===== Records
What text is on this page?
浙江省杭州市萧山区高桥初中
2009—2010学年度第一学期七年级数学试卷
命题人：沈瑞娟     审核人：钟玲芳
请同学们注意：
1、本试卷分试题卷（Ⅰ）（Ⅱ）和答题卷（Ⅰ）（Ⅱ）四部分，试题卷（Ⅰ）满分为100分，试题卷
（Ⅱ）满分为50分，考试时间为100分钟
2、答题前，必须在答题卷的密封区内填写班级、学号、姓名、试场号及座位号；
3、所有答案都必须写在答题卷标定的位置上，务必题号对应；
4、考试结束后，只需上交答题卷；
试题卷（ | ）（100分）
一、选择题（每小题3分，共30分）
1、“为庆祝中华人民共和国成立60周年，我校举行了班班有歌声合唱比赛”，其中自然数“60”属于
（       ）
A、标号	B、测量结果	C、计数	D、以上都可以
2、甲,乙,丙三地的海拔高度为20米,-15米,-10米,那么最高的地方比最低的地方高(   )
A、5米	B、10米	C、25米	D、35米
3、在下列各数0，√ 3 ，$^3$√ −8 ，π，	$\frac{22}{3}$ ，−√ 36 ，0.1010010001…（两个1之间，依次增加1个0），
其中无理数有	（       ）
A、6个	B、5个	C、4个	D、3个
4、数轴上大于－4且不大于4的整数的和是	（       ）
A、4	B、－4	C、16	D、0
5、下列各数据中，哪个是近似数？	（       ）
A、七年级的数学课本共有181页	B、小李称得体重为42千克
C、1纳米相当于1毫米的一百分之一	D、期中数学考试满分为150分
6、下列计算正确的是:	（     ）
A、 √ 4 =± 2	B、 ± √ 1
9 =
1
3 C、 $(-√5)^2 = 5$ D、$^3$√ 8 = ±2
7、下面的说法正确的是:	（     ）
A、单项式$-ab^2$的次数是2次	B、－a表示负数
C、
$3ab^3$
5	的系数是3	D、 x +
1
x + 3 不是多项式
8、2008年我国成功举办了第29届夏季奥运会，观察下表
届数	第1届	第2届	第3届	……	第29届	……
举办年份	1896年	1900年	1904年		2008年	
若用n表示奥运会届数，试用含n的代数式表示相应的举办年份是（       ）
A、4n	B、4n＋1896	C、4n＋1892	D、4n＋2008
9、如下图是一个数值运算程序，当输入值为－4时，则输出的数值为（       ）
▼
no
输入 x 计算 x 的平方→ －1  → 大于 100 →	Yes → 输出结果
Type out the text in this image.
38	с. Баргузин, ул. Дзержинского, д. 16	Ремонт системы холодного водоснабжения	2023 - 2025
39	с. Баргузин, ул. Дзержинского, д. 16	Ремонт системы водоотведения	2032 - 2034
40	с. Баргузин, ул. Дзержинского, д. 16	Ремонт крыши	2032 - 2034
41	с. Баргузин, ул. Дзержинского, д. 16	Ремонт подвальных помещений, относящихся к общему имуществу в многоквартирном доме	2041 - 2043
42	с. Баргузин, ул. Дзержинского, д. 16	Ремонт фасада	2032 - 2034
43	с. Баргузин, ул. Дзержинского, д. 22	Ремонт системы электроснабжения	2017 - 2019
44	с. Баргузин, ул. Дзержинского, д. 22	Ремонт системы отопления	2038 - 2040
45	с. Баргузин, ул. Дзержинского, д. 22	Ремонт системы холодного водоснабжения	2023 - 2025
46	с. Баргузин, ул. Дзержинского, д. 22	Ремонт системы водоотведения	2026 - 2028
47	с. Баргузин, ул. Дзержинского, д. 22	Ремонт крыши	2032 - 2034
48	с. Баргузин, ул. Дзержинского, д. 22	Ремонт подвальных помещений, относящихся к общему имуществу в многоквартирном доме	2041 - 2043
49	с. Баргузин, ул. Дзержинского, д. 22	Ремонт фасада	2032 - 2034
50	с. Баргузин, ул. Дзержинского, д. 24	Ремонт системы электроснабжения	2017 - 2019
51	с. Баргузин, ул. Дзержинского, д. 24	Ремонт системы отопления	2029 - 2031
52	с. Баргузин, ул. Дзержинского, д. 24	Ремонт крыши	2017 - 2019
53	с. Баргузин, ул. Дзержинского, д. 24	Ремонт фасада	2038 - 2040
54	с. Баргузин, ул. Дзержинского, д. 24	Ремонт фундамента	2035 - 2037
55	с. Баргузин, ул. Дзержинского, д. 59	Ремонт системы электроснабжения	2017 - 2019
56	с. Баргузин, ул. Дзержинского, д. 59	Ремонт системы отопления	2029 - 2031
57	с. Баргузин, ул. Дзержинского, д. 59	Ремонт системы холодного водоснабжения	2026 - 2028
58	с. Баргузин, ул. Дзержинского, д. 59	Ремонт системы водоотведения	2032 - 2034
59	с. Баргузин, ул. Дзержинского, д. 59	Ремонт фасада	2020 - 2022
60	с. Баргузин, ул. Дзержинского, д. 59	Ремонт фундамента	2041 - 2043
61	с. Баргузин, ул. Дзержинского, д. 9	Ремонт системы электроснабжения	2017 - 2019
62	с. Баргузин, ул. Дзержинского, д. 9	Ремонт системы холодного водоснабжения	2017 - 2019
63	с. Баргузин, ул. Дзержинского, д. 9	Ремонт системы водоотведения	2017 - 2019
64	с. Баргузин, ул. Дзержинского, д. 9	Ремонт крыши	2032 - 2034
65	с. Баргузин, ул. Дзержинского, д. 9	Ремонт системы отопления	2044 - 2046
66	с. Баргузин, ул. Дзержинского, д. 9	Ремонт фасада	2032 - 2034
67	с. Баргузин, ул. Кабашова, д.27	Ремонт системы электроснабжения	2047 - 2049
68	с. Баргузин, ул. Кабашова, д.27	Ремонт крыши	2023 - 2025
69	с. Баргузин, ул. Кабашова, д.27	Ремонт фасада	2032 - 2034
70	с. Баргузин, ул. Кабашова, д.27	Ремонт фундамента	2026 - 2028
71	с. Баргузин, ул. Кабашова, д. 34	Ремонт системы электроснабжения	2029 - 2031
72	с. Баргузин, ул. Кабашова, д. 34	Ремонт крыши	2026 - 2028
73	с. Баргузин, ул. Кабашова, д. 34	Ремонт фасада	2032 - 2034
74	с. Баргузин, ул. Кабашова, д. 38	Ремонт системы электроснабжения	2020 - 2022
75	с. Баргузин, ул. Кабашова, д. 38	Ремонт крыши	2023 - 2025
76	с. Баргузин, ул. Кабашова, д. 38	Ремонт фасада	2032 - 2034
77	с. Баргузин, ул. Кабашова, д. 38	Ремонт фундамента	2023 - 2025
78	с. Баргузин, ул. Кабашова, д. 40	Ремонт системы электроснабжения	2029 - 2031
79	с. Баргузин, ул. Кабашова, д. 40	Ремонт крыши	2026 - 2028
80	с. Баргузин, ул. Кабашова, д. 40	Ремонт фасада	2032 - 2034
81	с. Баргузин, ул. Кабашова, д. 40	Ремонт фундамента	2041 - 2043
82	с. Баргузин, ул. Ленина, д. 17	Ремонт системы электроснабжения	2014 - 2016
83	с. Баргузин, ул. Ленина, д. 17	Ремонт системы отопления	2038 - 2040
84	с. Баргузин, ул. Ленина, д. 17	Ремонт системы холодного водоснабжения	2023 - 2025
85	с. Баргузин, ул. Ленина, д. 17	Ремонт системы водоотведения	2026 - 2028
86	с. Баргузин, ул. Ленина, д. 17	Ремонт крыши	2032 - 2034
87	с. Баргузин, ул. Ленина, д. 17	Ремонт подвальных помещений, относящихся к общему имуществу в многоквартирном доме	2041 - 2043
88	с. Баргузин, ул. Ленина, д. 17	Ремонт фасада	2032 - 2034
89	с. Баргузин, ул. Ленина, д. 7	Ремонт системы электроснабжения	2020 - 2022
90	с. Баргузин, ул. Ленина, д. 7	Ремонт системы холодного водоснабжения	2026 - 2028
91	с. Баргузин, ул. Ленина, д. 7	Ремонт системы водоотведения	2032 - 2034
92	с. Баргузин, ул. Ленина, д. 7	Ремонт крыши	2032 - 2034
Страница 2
==========
Pick every line with "text" in it and copy it.

What text is on this page?
Type out the text in this image.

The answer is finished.